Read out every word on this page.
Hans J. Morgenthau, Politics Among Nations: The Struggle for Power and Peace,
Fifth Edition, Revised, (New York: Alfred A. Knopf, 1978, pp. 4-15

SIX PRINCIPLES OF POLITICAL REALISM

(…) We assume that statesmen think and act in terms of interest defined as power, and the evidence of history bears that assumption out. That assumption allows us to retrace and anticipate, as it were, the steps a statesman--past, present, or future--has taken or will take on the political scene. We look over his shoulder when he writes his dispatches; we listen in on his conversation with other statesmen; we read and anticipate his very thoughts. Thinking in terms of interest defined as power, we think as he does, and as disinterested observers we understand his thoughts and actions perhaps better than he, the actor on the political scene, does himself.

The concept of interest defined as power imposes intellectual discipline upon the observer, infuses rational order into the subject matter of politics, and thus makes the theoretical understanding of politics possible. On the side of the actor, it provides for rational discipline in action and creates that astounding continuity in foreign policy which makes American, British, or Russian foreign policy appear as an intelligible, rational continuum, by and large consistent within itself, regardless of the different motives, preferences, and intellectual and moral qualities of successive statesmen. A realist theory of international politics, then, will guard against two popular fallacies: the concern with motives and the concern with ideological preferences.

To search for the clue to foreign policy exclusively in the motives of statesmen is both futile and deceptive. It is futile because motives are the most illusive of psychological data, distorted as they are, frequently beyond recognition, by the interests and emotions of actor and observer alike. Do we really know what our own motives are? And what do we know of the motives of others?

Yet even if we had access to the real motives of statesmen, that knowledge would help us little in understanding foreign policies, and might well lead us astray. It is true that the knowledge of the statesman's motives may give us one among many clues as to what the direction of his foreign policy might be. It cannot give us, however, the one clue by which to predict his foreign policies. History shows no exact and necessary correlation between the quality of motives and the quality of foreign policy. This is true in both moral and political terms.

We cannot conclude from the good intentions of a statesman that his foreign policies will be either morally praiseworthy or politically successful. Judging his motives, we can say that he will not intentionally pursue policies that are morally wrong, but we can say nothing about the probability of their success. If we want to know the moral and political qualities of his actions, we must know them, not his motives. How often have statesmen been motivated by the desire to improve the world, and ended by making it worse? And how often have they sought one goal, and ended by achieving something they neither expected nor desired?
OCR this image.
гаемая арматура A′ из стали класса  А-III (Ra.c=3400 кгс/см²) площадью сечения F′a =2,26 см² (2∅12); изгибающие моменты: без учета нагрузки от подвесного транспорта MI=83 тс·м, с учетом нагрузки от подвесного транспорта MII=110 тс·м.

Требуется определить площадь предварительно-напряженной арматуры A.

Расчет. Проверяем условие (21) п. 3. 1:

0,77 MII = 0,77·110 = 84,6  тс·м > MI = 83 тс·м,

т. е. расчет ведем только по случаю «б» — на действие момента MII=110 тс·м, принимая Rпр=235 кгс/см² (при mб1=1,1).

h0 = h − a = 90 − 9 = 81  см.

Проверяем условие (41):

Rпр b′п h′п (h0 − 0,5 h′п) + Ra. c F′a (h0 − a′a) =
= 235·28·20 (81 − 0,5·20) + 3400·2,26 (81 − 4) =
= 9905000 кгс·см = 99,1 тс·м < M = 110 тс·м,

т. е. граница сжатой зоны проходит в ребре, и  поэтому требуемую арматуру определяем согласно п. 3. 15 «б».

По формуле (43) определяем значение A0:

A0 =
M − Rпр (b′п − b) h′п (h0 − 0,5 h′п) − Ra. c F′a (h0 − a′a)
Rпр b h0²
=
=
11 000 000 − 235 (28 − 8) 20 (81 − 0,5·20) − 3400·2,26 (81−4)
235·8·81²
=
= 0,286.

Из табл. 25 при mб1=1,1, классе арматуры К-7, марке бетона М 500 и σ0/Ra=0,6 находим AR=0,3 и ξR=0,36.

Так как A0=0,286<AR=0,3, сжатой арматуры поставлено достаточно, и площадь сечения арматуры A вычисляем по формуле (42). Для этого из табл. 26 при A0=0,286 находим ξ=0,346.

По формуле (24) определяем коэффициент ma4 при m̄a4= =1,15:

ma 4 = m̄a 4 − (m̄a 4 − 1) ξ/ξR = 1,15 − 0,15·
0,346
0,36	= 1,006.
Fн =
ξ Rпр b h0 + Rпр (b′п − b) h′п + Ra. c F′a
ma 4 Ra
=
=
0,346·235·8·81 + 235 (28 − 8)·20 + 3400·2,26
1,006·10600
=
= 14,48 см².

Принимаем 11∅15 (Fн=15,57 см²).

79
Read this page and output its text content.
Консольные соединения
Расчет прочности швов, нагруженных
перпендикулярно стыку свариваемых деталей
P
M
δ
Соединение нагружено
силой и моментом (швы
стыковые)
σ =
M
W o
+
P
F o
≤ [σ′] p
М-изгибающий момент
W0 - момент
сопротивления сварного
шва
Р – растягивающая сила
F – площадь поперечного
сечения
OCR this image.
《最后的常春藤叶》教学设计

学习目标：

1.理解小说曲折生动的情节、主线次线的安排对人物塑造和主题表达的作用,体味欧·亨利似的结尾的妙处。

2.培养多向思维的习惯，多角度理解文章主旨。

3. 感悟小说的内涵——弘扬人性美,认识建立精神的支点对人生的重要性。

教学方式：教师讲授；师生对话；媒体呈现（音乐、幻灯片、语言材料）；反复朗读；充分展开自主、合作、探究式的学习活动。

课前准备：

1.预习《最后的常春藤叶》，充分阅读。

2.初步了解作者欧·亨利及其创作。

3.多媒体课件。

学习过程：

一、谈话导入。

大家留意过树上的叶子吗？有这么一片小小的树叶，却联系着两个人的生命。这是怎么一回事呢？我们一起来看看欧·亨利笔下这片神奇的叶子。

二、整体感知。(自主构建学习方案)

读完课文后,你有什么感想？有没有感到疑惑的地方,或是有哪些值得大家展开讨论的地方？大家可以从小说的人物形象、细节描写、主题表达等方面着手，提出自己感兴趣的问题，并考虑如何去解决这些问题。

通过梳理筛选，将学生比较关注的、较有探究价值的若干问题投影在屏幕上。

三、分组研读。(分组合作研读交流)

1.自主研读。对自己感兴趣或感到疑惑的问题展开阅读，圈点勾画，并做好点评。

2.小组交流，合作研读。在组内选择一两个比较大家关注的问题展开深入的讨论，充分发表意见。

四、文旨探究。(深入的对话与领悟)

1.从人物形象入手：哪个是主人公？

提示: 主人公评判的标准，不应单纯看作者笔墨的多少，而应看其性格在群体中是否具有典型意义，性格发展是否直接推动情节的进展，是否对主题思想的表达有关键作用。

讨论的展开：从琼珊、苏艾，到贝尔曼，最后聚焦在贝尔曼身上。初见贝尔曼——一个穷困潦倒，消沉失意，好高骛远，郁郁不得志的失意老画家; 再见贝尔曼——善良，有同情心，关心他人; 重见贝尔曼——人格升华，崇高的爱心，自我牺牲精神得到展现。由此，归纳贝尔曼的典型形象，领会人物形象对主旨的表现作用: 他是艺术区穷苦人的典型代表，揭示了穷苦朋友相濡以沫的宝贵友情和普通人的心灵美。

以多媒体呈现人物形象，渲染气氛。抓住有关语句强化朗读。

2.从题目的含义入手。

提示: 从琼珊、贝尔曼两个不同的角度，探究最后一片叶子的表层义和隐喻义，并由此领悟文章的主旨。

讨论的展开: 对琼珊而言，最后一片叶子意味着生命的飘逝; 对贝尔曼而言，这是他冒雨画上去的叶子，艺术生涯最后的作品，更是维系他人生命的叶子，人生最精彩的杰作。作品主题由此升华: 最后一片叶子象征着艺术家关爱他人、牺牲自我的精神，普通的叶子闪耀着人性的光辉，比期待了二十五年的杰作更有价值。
++++
WORK TO DO: Extract all of the data exactly as written.

RESPONSE:
Read out every word on this page.
Hans J. Morgenthau, Politics Among Nations: The Struggle for Power and Peace,
Fifth Edition, Revised, (New York: Alfred A. Knopf, 1978, pp. 4-15

SIX PRINCIPLES OF POLITICAL REALISM

(…) We assume that statesmen think and act in terms of interest defined as power, and the evidence of history bears that assumption out. That assumption allows us to retrace and anticipate, as it were, the steps a statesman--past, present, or future--has taken or will take on the political scene. We look over his shoulder when he writes his dispatches; we listen in on his conversation with other statesmen; we read and anticipate his very thoughts. Thinking in terms of interest defined as power, we think as he does, and as disinterested observers we understand his thoughts and actions perhaps better than he, the actor on the political scene, does himself.

The concept of interest defined as power imposes intellectual discipline upon the observer, infuses rational order into the subject matter of politics, and thus makes the theoretical understanding of politics possible. On the side of the actor, it provides for rational discipline in action and creates that astounding continuity in foreign policy which makes American, British, or Russian foreign policy appear as an intelligible, rational continuum, by and large consistent within itself, regardless of the different motives, preferences, and intellectual and moral qualities of successive statesmen. A realist theory of international politics, then, will guard against two popular fallacies: the concern with motives and the concern with ideological preferences.

To search for the clue to foreign policy exclusively in the motives of statesmen is both futile and deceptive. It is futile because motives are the most illusive of psychological data, distorted as they are, frequently beyond recognition, by the interests and emotions of actor and observer alike. Do we really know what our own motives are? And what do we know of the motives of others?

Yet even if we had access to the real motives of statesmen, that knowledge would help us little in understanding foreign policies, and might well lead us astray. It is true that the knowledge of the statesman's motives may give us one among many clues as to what the direction of his foreign policy might be. It cannot give us, however, the one clue by which to predict his foreign policies. History shows no exact and necessary correlation between the quality of motives and the quality of foreign policy. This is true in both moral and political terms.

We cannot conclude from the good intentions of a statesman that his foreign policies will be either morally praiseworthy or politically successful. Judging his motives, we can say that he will not intentionally pursue policies that are morally wrong, but we can say nothing about the probability of their success. If we want to know the moral and political qualities of his actions, we must know them, not his motives. How often have statesmen been motivated by the desire to improve the world, and ended by making it worse? And how often have they sought one goal, and ended by achieving something they neither expected nor desired?
OCR this image.
гаемая арматура A′ из стали класса  А-III (Ra.c=3400 кгс/см²) площадью сечения F′a =2,26 см² (2∅12); изгибающие моменты: без учета нагрузки от подвесного транспорта MI=83 тс·м, с учетом нагрузки от подвесного транспорта MII=110 тс·м.

Требуется определить площадь предварительно-напряженной арматуры A.

Расчет. Проверяем условие (21) п. 3. 1:

0,77 MII = 0,77·110 = 84,6  тс·м > MI = 83 тс·м,

т. е. расчет ведем только по случаю «б» — на действие момента MII=110 тс·м, принимая Rпр=235 кгс/см² (при mб1=1,1).

h0 = h − a = 90 − 9 = 81  см.

Проверяем условие (41):

Rпр b′п h′п (h0 − 0,5 h′п) + Ra. c F′a (h0 − a′a) =
= 235·28·20 (81 − 0,5·20) + 3400·2,26 (81 − 4) =
= 9905000 кгс·см = 99,1 тс·м < M = 110 тс·м,

т. е. граница сжатой зоны проходит в ребре, и  поэтому требуемую арматуру определяем согласно п. 3. 15 «б».

По формуле (43) определяем значение A0:

A0 =
M − Rпр (b′п − b) h′п (h0 − 0,5 h′п) − Ra. c F′a (h0 − a′a)
Rпр b h0²
=
=
11 000 000 − 235 (28 − 8) 20 (81 − 0,5·20) − 3400·2,26 (81−4)
235·8·81²
=
= 0,286.

Из табл. 25 при mб1=1,1, классе арматуры К-7, марке бетона М 500 и σ0/Ra=0,6 находим AR=0,3 и ξR=0,36.

Так как A0=0,286<AR=0,3, сжатой арматуры поставлено достаточно, и площадь сечения арматуры A вычисляем по формуле (42). Для этого из табл. 26 при A0=0,286 находим ξ=0,346.

По формуле (24) определяем коэффициент ma4 при m̄a4= =1,15:

ma 4 = m̄a 4 − (m̄a 4 − 1) ξ/ξR = 1,15 − 0,15·
0,346
0,36	= 1,006.
Fн =
ξ Rпр b h0 + Rпр (b′п − b) h′п + Ra. c F′a
ma 4 Ra
=
=
0,346·235·8·81 + 235 (28 − 8)·20 + 3400·2,26
1,006·10600
=
= 14,48 см².

Принимаем 11∅15 (Fн=15,57 см²).

79
Read this page and output its text content.
Консольные соединения
Расчет прочности швов, нагруженных
перпендикулярно стыку свариваемых деталей
P
M
δ
Соединение нагружено
силой и моментом (швы
стыковые)
σ =
M
W o
+
P
F o
≤ [σ′] p
М-изгибающий момент
W0 - момент
сопротивления сварного
шва
Р – растягивающая сила
F – площадь поперечного
сечения
OCR this image.
《最后的常春藤叶》教学设计

学习目标：

1.理解小说曲折生动的情节、主线次线的安排对人物塑造和主题表达的作用,体味欧·亨利似的结尾的妙处。

2.培养多向思维的习惯，多角度理解文章主旨。

3. 感悟小说的内涵——弘扬人性美,认识建立精神的支点对人生的重要性。

教学方式：教师讲授；师生对话；媒体呈现（音乐、幻灯片、语言材料）；反复朗读；充分展开自主、合作、探究式的学习活动。

课前准备：

1.预习《最后的常春藤叶》，充分阅读。

2.初步了解作者欧·亨利及其创作。

3.多媒体课件。

学习过程：

一、谈话导入。

大家留意过树上的叶子吗？有这么一片小小的树叶，却联系着两个人的生命。这是怎么一回事呢？我们一起来看看欧·亨利笔下这片神奇的叶子。

二、整体感知。(自主构建学习方案)

读完课文后,你有什么感想？有没有感到疑惑的地方,或是有哪些值得大家展开讨论的地方？大家可以从小说的人物形象、细节描写、主题表达等方面着手，提出自己感兴趣的问题，并考虑如何去解决这些问题。

通过梳理筛选，将学生比较关注的、较有探究价值的若干问题投影在屏幕上。

三、分组研读。(分组合作研读交流)

1.自主研读。对自己感兴趣或感到疑惑的问题展开阅读，圈点勾画，并做好点评。

2.小组交流，合作研读。在组内选择一两个比较大家关注的问题展开深入的讨论，充分发表意见。

四、文旨探究。(深入的对话与领悟)

1.从人物形象入手：哪个是主人公？

提示: 主人公评判的标准，不应单纯看作者笔墨的多少，而应看其性格在群体中是否具有典型意义，性格发展是否直接推动情节的进展，是否对主题思想的表达有关键作用。

讨论的展开：从琼珊、苏艾，到贝尔曼，最后聚焦在贝尔曼身上。初见贝尔曼——一个穷困潦倒，消沉失意，好高骛远，郁郁不得志的失意老画家; 再见贝尔曼——善良，有同情心，关心他人; 重见贝尔曼——人格升华，崇高的爱心，自我牺牲精神得到展现。由此，归纳贝尔曼的典型形象，领会人物形象对主旨的表现作用: 他是艺术区穷苦人的典型代表，揭示了穷苦朋友相濡以沫的宝贵友情和普通人的心灵美。

以多媒体呈现人物形象，渲染气氛。抓住有关语句强化朗读。

2.从题目的含义入手。

提示: 从琼珊、贝尔曼两个不同的角度，探究最后一片叶子的表层义和隐喻义，并由此领悟文章的主旨。

讨论的展开: 对琼珊而言，最后一片叶子意味着生命的飘逝; 对贝尔曼而言，这是他冒雨画上去的叶子，艺术生涯最后的作品，更是维系他人生命的叶子，人生最精彩的杰作。作品主题由此升华: 最后一片叶子象征着艺术家关爱他人、牺牲自我的精神，普通的叶子闪耀着人性的光辉，比期待了二十五年的杰作更有价值。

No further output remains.